Dataset records:

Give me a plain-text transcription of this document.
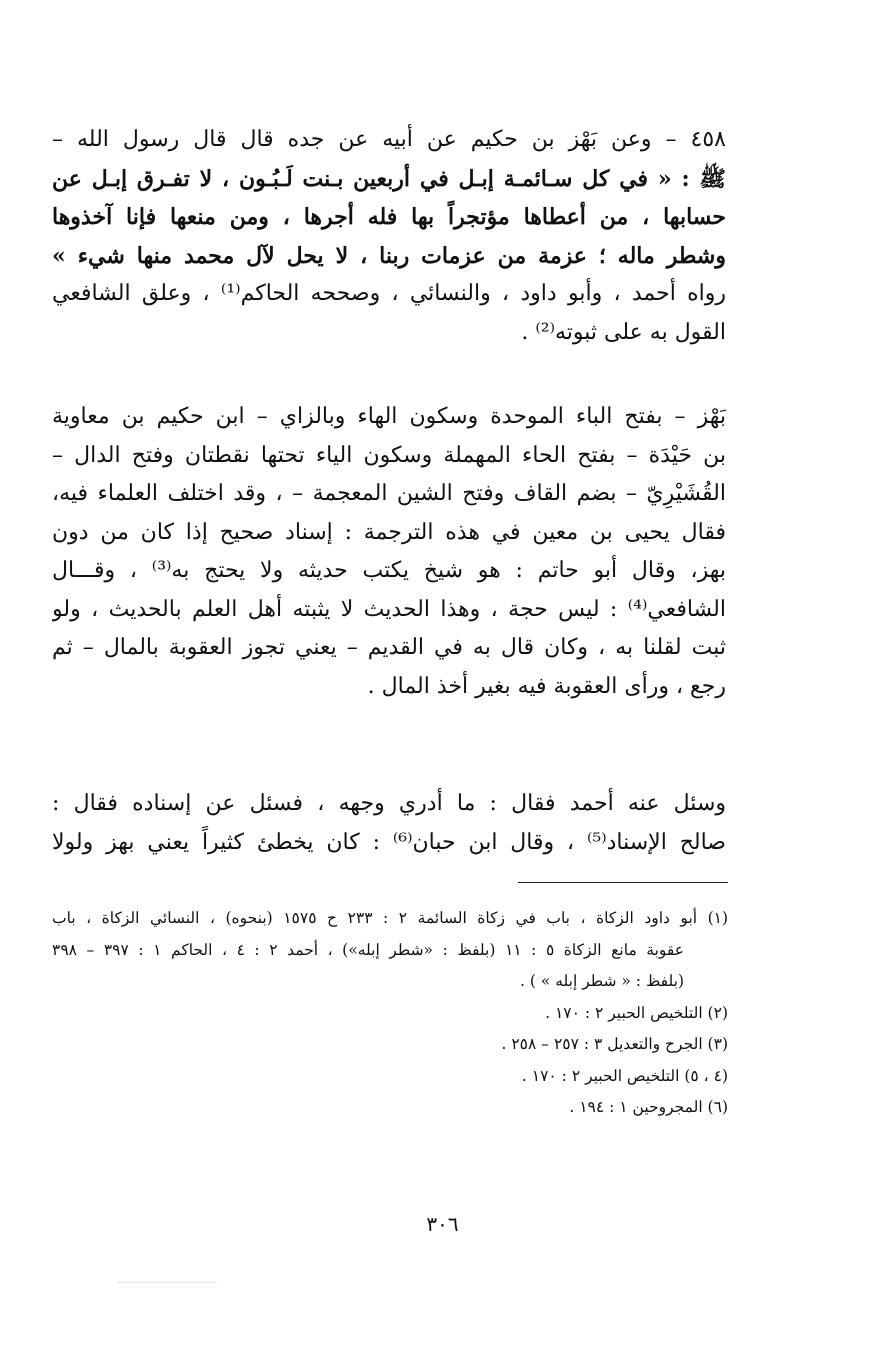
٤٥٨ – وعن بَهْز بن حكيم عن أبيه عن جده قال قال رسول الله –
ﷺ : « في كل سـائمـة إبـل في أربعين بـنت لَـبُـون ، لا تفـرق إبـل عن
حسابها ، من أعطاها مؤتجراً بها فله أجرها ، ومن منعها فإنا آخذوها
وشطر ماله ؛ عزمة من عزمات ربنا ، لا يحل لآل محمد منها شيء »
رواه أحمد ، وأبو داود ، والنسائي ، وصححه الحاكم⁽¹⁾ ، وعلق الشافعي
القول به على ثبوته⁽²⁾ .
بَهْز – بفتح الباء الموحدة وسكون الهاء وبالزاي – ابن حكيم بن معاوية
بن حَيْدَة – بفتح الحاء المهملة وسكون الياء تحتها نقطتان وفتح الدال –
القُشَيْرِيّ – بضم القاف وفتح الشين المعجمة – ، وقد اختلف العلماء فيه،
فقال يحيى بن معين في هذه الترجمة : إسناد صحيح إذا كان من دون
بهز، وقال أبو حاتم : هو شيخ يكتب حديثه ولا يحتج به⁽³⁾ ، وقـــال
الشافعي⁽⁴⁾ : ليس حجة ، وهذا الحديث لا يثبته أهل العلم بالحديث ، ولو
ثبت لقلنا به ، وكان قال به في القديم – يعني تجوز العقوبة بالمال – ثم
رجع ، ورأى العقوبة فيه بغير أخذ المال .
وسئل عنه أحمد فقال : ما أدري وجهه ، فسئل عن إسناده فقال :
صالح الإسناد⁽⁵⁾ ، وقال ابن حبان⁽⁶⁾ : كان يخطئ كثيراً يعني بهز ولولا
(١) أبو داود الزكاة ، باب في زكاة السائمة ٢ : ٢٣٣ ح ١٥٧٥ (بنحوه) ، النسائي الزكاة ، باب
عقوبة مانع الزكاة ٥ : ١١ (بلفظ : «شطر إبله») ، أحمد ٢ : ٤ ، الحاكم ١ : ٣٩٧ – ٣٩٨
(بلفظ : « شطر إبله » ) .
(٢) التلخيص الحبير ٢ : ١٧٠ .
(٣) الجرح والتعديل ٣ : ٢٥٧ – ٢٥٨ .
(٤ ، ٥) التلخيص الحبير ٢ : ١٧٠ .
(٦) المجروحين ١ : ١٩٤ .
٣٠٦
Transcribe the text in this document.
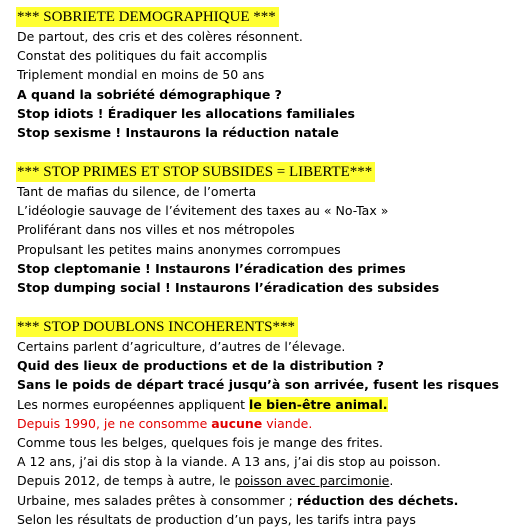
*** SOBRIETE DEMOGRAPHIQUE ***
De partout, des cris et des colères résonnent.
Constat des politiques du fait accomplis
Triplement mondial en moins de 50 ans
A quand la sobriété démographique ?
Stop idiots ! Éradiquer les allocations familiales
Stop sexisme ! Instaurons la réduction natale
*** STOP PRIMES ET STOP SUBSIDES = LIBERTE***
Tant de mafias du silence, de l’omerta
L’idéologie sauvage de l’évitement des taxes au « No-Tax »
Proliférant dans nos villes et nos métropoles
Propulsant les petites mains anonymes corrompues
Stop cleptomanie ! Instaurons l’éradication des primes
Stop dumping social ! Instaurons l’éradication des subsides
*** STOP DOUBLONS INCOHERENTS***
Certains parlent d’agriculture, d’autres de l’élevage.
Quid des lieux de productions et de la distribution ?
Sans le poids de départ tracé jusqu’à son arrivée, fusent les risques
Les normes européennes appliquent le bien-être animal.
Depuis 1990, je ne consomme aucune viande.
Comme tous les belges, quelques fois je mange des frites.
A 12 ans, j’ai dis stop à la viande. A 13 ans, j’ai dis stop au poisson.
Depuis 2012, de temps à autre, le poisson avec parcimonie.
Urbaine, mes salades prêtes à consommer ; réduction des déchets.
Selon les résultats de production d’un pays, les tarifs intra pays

--

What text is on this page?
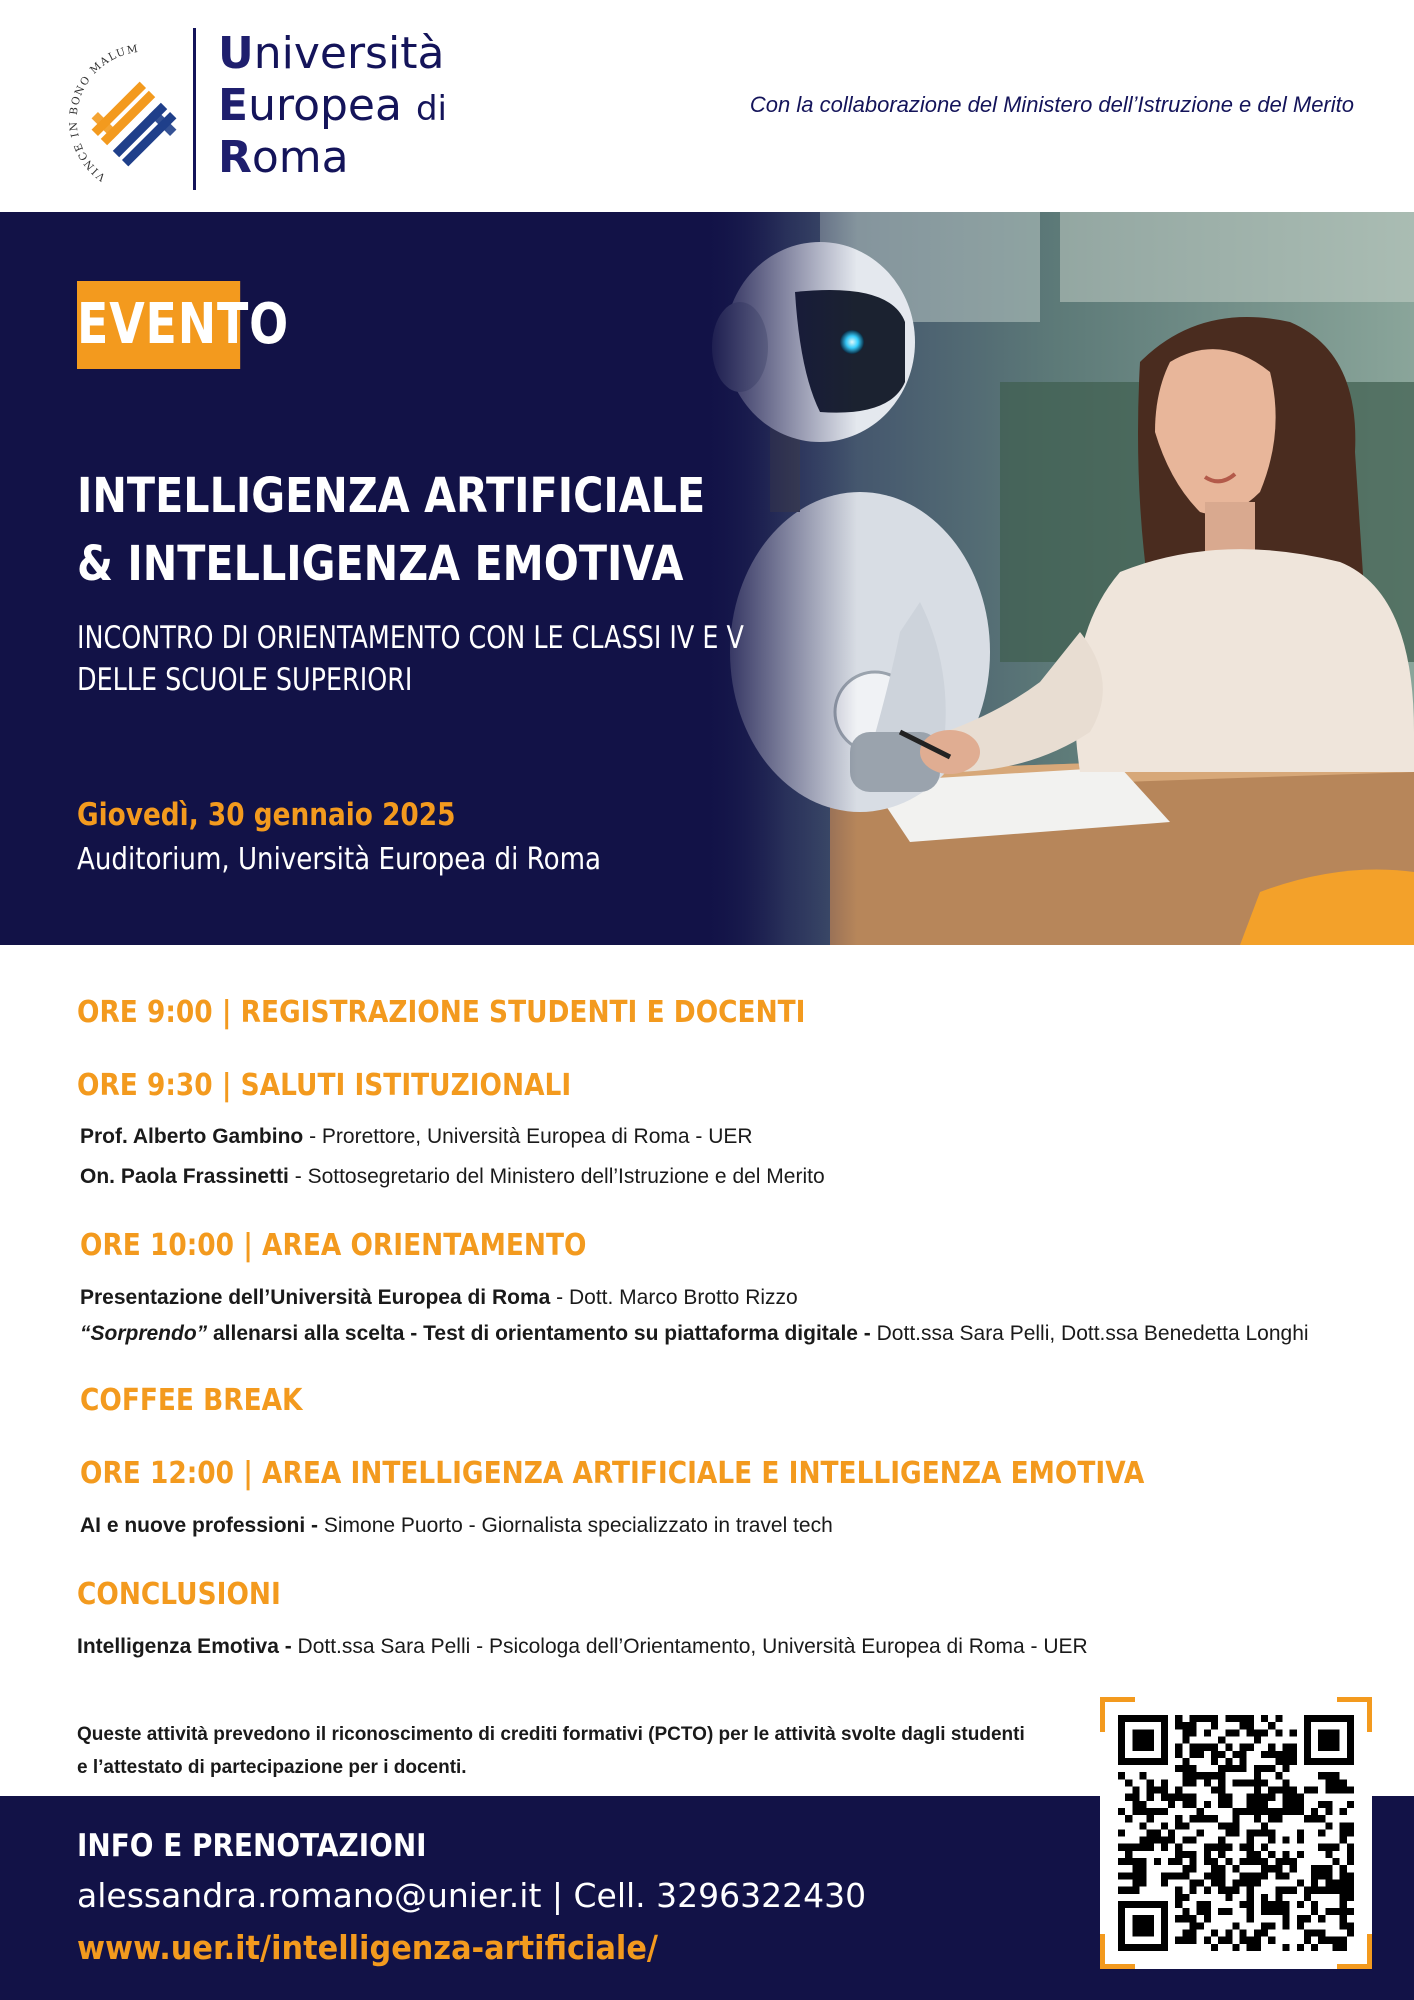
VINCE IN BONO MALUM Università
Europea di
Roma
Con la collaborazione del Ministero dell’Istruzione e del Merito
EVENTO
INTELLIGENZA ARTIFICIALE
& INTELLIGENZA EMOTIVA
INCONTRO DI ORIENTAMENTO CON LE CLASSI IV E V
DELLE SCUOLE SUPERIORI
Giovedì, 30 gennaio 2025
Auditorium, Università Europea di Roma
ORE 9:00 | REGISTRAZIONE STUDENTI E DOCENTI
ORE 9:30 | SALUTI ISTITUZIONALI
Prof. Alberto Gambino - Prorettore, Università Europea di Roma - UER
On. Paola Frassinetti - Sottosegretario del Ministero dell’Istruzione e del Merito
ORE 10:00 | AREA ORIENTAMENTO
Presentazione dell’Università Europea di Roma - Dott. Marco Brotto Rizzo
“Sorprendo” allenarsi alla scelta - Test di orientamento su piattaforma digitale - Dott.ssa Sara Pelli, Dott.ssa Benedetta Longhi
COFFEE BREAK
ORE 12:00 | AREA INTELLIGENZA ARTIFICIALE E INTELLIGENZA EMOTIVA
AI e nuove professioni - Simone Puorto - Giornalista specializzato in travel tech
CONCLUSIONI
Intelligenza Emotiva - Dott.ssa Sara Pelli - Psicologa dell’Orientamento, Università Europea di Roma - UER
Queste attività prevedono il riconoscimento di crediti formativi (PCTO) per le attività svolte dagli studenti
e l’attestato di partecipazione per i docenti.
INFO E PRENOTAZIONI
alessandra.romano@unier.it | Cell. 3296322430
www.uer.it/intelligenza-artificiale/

GIVEN REQUEST: Which lines hold the string "التلخيص"? List them all.

RESULT:
(٢) التلخيص الحبير ٢ : ١٧٠ .
(٤ ، ٥) التلخيص الحبير ٢ : ١٧٠ .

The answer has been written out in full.